**Problem details:**
Reproduce the liquidity and capital resources section below in full, word for word.

LIQUIDITY AND CAPITAL RESOURCES

         The following section discusses the effects of changes in our balance
sheet and cash flow on our liquidity and capital resources. The following table
summarizes our cash, cash equivalents and working capital that directly have an
impact on our immediate and future cash needs and sources.


     ----------------------------------------------------------------------------------------------------------------
                                           March 31, 2006          December 31, 2005      Increase (Decrease)
                                     ---------------------  -------------------------   -----------------------------
                                                                               
     Cash and cash equivalents       $            518,334   $                526,292    $                 (7,958)
     Working capital                            3,616,814                  3,110,090                     506,724
     ----------------------------------------------------------------------------------------------------------------



         We have cash on hand of $518,334 as of March 31, 2006, as compared to
cash on hand of $526,292 at December 31, 2005. The overall decrease in cash and
cash equivalents was primarily a result of cash used to introduce and market our
WATER$AVR(R) product, which has not yet attained significant sales to maintain
positive cash flow.

         As of March 31, 2006, we had working capital of $3,616,814, as compared
to working capital of $3,101,090 on December 31, 2005. The increase in working
capital is the result of increased sales and profits.

         We expect that cash provided by operating activities may fluctuate in
future periods as a result of a number of factors, including the fluctuations in
our operating results, shipments, accounts receivable


                                       18

collections, and inventory management. As our sales continue to build, our
accounts receivable will increase and our overall inventory levels will also
increase.

**Data entries:**
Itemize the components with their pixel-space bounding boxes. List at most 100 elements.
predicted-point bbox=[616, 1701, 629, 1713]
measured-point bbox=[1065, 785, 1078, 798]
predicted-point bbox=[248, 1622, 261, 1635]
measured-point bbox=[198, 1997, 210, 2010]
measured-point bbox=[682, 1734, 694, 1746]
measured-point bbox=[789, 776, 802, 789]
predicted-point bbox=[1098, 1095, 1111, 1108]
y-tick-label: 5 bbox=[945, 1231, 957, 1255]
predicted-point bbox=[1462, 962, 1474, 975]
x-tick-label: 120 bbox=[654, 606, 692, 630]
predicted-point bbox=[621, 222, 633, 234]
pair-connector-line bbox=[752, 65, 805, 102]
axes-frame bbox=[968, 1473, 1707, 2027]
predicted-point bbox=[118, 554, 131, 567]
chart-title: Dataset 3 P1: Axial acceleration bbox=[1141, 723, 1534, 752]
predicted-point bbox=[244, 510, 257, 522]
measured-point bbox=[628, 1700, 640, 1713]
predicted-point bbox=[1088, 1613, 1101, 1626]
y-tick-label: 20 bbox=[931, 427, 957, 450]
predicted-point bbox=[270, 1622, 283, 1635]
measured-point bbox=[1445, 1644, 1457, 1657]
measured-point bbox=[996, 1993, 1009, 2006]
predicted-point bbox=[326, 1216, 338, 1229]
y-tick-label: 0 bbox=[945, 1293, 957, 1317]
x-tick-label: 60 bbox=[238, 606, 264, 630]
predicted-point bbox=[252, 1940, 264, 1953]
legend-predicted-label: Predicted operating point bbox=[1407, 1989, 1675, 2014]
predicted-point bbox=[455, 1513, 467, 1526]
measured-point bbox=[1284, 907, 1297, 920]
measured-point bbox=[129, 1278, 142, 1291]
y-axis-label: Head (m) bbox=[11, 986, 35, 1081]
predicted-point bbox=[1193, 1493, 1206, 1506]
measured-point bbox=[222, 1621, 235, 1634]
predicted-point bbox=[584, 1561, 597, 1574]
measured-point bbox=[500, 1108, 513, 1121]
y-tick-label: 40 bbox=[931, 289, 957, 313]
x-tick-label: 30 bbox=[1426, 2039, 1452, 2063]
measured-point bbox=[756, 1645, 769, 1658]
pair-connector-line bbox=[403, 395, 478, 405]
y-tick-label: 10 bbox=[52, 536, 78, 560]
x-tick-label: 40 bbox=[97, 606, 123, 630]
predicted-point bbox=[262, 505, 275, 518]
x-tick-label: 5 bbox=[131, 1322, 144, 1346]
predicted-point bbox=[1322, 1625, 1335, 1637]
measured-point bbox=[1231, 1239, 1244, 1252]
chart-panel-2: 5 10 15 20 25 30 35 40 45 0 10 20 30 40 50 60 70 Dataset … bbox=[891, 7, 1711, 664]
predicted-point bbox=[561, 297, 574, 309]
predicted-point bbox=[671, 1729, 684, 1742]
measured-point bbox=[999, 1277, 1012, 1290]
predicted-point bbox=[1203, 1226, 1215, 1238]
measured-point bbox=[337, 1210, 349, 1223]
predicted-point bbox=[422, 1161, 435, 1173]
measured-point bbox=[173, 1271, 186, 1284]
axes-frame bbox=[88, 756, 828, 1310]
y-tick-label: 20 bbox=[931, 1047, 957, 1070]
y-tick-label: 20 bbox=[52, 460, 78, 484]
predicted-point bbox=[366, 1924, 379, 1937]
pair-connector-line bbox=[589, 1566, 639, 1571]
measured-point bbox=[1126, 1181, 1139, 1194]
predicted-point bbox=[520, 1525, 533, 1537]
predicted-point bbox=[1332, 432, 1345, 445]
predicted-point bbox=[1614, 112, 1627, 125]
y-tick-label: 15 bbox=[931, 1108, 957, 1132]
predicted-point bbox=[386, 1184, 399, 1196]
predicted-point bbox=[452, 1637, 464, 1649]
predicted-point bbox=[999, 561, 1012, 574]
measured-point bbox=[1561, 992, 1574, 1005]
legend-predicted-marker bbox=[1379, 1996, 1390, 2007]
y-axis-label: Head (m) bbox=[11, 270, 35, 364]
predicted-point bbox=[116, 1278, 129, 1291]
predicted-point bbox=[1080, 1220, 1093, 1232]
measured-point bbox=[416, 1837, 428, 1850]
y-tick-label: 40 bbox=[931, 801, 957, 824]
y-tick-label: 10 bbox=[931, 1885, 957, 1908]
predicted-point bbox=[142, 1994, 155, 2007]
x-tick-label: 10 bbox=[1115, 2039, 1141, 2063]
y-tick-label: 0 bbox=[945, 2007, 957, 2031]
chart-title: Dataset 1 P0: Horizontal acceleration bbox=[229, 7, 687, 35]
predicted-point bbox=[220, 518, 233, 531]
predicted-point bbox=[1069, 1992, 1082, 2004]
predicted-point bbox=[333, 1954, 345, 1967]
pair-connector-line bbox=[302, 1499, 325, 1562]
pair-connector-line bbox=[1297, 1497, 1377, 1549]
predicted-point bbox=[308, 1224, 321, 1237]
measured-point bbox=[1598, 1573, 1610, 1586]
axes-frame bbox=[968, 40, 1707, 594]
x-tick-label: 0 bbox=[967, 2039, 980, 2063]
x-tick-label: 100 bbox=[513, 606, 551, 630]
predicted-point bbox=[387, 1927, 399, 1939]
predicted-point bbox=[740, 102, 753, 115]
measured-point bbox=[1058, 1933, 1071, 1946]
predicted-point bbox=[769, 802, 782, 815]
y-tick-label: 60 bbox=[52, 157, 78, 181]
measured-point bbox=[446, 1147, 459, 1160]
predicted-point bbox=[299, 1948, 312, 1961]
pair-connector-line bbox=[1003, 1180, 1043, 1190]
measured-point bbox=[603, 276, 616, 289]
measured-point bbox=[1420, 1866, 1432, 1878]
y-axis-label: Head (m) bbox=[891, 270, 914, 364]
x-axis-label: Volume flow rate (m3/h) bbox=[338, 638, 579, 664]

**Task response:**
LIQUIDITY AND CAPITAL RESOURCES

         The following section discusses the effects of changes in our balance
sheet and cash flow on our liquidity and capital resources. The following table
summarizes our cash, cash equivalents and working capital that directly have an
impact on our immediate and future cash needs and sources.


     ----------------------------------------------------------------------------------------------------------------
                                           March 31, 2006          December 31, 2005      Increase (Decrease)
                                     ---------------------  -------------------------   -----------------------------
                                                                               
     Cash and cash equivalents       $            518,334   $                526,292    $                 (7,958)
     Working capital                            3,616,814                  3,110,090                     506,724
     ----------------------------------------------------------------------------------------------------------------



         We have cash on hand of $518,334 as of March 31, 2006, as compared to
cash on hand of $526,292 at December 31, 2005. The overall decrease in cash and
cash equivalents was primarily a result of cash used to introduce and market our
WATER$AVR(R) product, which has not yet attained significant sales to maintain
positive cash flow.

         As of March 31, 2006, we had working capital of $3,616,814, as compared
to working capital of $3,101,090 on December 31, 2005. The increase in working
capital is the result of increased sales and profits.

         We expect that cash provided by operating activities may fluctuate in
future periods as a result of a number of factors, including the fluctuations in
our operating results, shipments, accounts receivable


                                       18

collections, and inventory management. As our sales continue to build, our
accounts receivable will increase and our overall inventory levels will also
increase.